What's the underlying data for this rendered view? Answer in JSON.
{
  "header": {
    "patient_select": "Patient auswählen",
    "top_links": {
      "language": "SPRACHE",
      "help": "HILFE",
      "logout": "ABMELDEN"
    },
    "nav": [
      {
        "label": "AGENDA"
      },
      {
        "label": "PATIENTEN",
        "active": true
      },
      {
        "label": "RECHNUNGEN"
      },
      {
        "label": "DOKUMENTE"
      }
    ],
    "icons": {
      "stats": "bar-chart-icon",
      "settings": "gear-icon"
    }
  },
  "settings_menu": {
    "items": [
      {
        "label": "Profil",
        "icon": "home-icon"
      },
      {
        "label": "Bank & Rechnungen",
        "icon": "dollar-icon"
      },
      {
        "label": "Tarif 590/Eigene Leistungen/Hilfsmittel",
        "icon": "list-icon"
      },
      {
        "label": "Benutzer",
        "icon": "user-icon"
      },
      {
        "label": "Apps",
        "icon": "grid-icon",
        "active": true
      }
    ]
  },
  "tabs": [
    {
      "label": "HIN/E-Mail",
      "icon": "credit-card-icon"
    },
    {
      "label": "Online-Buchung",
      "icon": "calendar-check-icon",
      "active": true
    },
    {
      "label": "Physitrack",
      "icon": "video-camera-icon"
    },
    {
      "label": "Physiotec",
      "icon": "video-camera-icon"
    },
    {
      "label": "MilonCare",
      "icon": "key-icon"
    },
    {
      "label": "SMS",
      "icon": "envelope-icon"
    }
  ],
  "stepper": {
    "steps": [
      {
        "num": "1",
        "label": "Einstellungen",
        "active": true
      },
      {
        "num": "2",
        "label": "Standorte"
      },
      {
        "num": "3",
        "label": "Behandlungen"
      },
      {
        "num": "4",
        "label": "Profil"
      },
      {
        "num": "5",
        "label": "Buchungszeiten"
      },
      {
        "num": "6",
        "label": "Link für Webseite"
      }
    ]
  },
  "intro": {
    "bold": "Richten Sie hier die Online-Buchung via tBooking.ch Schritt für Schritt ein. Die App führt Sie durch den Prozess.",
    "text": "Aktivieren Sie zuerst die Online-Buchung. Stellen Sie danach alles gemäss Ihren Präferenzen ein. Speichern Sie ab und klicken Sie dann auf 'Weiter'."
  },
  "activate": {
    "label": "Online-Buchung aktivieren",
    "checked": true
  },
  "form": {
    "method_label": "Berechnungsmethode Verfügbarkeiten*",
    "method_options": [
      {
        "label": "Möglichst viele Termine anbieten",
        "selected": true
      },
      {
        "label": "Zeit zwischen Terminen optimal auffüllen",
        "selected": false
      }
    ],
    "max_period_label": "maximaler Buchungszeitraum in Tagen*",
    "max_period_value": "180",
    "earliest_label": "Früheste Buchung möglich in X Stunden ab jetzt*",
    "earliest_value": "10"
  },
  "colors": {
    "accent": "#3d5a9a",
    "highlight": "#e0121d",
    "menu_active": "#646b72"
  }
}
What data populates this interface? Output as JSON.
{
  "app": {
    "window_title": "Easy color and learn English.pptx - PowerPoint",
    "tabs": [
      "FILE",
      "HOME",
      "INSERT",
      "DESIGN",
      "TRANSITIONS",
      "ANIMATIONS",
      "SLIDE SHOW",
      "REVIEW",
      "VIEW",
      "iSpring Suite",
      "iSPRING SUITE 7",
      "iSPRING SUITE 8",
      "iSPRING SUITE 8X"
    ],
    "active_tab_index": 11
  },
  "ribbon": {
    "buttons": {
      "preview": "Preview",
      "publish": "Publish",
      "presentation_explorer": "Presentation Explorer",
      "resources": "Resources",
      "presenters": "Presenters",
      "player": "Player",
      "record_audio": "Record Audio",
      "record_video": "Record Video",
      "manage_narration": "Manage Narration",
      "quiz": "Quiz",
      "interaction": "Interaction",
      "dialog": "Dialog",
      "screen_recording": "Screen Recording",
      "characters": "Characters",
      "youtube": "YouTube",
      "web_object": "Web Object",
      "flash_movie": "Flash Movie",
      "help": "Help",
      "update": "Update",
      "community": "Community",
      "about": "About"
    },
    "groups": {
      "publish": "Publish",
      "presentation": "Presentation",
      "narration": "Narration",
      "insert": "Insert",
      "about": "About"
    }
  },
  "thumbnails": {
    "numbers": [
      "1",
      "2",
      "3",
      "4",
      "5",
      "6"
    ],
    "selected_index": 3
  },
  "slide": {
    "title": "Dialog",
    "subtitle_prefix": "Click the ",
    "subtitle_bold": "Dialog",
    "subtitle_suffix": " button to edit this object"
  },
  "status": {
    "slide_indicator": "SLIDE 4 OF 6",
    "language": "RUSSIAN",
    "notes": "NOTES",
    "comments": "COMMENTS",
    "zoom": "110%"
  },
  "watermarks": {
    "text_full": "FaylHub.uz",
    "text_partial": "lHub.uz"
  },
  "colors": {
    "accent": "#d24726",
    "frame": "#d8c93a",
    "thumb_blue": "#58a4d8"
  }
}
__________
- [Request] Copy each record from above exactly, and include every line.

- [Final result]
What's the underlying data for this rendered view? Answer in JSON.
{
  "header": {
    "patient_select": "Patient auswählen",
    "top_links": {
      "language": "SPRACHE",
      "help": "HILFE",
      "logout": "ABMELDEN"
    },
    "nav": [
      {
        "label": "AGENDA"
      },
      {
        "label": "PATIENTEN",
        "active": true
      },
      {
        "label": "RECHNUNGEN"
      },
      {
        "label": "DOKUMENTE"
      }
    ],
    "icons": {
      "stats": "bar-chart-icon",
      "settings": "gear-icon"
    }
  },
  "settings_menu": {
    "items": [
      {
        "label": "Profil",
        "icon": "home-icon"
      },
      {
        "label": "Bank & Rechnungen",
        "icon": "dollar-icon"
      },
      {
        "label": "Tarif 590/Eigene Leistungen/Hilfsmittel",
        "icon": "list-icon"
      },
      {
        "label": "Benutzer",
        "icon": "user-icon"
      },
      {
        "label": "Apps",
        "icon": "grid-icon",
        "active": true
      }
    ]
  },
  "tabs": [
    {
      "label": "HIN/E-Mail",
      "icon": "credit-card-icon"
    },
    {
      "label": "Online-Buchung",
      "icon": "calendar-check-icon",
      "active": true
    },
    {
      "label": "Physitrack",
      "icon": "video-camera-icon"
    },
    {
      "label": "Physiotec",
      "icon": "video-camera-icon"
    },
    {
      "label": "MilonCare",
      "icon": "key-icon"
    },
    {
      "label": "SMS",
      "icon": "envelope-icon"
    }
  ],
  "stepper": {
    "steps": [
      {
        "num": "1",
        "label": "Einstellungen",
        "active": true
      },
      {
        "num": "2",
        "label": "Standorte"
      },
      {
        "num": "3",
        "label": "Behandlungen"
      },
      {
        "num": "4",
        "label": "Profil"
      },
      {
        "num": "5",
        "label": "Buchungszeiten"
      },
      {
        "num": "6",
        "label": "Link für Webseite"
      }
    ]
  },
  "intro": {
    "bold": "Richten Sie hier die Online-Buchung via tBooking.ch Schritt für Schritt ein. Die App führt Sie durch den Prozess.",
    "text": "Aktivieren Sie zuerst die Online-Buchung. Stellen Sie danach alles gemäss Ihren Präferenzen ein. Speichern Sie ab und klicken Sie dann auf 'Weiter'."
  },
  "activate": {
    "label": "Online-Buchung aktivieren",
    "checked": true
  },
  "form": {
    "method_label": "Berechnungsmethode Verfügbarkeiten*",
    "method_options": [
      {
        "label": "Möglichst viele Termine anbieten",
        "selected": true
      },
      {
        "label": "Zeit zwischen Terminen optimal auffüllen",
        "selected": false
      }
    ],
    "max_period_label": "maximaler Buchungszeitraum in Tagen*",
    "max_period_value": "180",
    "earliest_label": "Früheste Buchung möglich in X Stunden ab jetzt*",
    "earliest_value": "10"
  },
  "colors": {
    "accent": "#3d5a9a",
    "highlight": "#e0121d",
    "menu_active": "#646b72"
  }
}
What data populates this interface? Output as JSON.
{
  "app": {
    "window_title": "Easy color and learn English.pptx - PowerPoint",
    "tabs": [
      "FILE",
      "HOME",
      "INSERT",
      "DESIGN",
      "TRANSITIONS",
      "ANIMATIONS",
      "SLIDE SHOW",
      "REVIEW",
      "VIEW",
      "iSpring Suite",
      "iSPRING SUITE 7",
      "iSPRING SUITE 8",
      "iSPRING SUITE 8X"
    ],
    "active_tab_index": 11
  },
  "ribbon": {
    "buttons": {
      "preview": "Preview",
      "publish": "Publish",
      "presentation_explorer": "Presentation Explorer",
      "resources": "Resources",
      "presenters": "Presenters",
      "player": "Player",
      "record_audio": "Record Audio",
      "record_video": "Record Video",
      "manage_narration": "Manage Narration",
      "quiz": "Quiz",
      "interaction": "Interaction",
      "dialog": "Dialog",
      "screen_recording": "Screen Recording",
      "characters": "Characters",
      "youtube": "YouTube",
      "web_object": "Web Object",
      "flash_movie": "Flash Movie",
      "help": "Help",
      "update": "Update",
      "community": "Community",
      "about": "About"
    },
    "groups": {
      "publish": "Publish",
      "presentation": "Presentation",
      "narration": "Narration",
      "insert": "Insert",
      "about": "About"
    }
  },
  "thumbnails": {
    "numbers": [
      "1",
      "2",
      "3",
      "4",
      "5",
      "6"
    ],
    "selected_index": 3
  },
  "slide": {
    "title": "Dialog",
    "subtitle_prefix": "Click the ",
    "subtitle_bold": "Dialog",
    "subtitle_suffix": " button to edit this object"
  },
  "status": {
    "slide_indicator": "SLIDE 4 OF 6",
    "language": "RUSSIAN",
    "notes": "NOTES",
    "comments": "COMMENTS",
    "zoom": "110%"
  },
  "watermarks": {
    "text_full": "FaylHub.uz",
    "text_partial": "lHub.uz"
  },
  "colors": {
    "accent": "#d24726",
    "frame": "#d8c93a",
    "thumb_blue": "#58a4d8"
  }
}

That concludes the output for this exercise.